Goal: Every line below that holds the string "JSON" should be copied out.

++++++++

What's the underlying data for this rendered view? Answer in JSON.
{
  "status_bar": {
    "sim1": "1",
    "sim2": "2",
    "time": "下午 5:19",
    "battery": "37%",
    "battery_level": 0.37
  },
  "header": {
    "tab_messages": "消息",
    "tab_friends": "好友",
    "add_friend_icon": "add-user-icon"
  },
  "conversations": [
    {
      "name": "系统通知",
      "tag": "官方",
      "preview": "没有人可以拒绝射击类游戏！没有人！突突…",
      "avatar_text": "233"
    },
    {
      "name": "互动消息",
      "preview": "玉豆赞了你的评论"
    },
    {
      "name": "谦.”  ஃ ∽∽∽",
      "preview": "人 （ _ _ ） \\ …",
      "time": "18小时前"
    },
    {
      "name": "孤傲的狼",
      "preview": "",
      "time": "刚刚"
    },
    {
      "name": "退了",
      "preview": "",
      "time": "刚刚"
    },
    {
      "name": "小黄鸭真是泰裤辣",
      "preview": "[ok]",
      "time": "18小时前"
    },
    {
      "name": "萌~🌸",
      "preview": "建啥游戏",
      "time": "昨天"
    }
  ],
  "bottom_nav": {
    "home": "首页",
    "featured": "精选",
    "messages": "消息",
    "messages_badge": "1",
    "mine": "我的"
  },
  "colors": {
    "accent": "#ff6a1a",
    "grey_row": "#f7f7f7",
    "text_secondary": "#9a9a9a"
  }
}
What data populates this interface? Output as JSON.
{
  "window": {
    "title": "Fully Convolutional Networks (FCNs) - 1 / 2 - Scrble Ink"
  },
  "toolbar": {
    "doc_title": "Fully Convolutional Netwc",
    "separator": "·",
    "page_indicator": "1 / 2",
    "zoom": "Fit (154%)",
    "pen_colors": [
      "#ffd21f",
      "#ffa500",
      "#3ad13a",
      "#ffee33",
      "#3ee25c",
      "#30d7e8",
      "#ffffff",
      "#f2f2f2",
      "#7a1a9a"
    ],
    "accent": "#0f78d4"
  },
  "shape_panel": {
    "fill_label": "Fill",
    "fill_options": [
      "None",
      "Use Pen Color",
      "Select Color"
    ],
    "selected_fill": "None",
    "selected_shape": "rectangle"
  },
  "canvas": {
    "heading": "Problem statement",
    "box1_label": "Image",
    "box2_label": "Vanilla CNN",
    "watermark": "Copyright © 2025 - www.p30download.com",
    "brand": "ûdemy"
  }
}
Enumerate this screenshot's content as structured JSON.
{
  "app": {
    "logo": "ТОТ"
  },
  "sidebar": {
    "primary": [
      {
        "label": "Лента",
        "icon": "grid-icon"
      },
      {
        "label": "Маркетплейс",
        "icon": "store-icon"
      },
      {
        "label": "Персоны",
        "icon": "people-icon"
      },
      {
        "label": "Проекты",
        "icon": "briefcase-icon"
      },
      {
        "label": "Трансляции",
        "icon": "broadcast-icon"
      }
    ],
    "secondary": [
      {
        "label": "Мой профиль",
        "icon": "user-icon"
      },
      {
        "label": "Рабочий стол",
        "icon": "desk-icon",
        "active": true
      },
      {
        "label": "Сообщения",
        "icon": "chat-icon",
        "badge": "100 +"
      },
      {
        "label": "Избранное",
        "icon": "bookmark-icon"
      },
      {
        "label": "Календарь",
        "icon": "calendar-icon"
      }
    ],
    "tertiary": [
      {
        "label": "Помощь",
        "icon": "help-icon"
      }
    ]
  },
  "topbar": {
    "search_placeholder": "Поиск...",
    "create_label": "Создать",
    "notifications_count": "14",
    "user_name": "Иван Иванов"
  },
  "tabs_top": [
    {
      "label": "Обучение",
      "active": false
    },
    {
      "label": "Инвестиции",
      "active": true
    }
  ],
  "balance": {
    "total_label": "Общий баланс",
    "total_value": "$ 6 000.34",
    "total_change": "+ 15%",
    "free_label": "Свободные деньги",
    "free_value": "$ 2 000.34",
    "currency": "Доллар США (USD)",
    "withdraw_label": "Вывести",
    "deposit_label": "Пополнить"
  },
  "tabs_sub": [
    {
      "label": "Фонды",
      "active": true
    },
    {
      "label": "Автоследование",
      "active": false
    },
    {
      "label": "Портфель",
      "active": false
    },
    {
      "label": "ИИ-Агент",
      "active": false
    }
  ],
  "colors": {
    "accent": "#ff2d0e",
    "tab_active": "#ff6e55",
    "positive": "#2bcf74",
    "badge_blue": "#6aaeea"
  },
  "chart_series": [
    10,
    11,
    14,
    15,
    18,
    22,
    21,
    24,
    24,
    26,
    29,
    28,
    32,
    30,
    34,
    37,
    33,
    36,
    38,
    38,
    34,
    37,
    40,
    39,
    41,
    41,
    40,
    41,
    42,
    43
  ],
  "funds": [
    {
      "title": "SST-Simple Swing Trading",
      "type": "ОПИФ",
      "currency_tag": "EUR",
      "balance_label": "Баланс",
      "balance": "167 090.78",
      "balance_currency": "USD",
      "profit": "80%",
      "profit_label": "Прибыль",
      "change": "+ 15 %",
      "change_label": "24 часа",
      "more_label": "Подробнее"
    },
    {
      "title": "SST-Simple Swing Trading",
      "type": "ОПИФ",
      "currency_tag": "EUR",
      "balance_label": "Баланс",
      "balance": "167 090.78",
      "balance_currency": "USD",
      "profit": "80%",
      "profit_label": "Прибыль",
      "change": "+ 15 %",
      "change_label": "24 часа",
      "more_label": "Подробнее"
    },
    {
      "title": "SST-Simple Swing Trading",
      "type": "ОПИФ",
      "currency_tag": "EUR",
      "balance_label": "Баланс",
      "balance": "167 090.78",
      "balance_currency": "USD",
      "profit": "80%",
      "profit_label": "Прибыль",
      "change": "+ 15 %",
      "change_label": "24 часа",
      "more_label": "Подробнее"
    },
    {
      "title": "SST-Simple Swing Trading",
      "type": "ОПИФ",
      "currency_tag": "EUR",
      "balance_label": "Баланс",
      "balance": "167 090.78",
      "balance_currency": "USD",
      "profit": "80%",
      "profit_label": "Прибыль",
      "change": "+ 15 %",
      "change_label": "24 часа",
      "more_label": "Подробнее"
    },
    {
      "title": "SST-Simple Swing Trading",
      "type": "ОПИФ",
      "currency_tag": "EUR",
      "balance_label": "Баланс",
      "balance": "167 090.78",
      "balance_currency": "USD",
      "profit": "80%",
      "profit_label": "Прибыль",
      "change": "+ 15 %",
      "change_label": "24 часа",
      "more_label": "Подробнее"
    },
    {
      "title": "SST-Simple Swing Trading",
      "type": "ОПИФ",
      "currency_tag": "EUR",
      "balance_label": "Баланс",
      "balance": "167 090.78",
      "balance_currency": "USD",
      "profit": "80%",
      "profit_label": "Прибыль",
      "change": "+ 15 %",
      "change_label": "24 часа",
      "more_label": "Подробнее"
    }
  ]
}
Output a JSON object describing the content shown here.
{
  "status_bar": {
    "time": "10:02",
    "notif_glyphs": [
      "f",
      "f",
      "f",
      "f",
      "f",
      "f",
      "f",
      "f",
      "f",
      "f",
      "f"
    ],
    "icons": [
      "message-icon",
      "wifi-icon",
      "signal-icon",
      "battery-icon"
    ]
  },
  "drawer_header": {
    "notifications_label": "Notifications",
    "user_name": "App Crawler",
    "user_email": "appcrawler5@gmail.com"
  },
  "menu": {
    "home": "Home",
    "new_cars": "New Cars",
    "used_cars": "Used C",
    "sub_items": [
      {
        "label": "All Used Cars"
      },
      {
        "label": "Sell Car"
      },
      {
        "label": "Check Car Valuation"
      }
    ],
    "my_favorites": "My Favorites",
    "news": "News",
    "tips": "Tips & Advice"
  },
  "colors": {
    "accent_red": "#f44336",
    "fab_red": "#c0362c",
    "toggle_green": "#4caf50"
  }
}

++++++++

Exercise result:
What's the underlying data for this rendered view? Answer in JSON.
What data populates this interface? Output as JSON.
Enumerate this screenshot's content as structured JSON.
Output a JSON object describing the content shown here.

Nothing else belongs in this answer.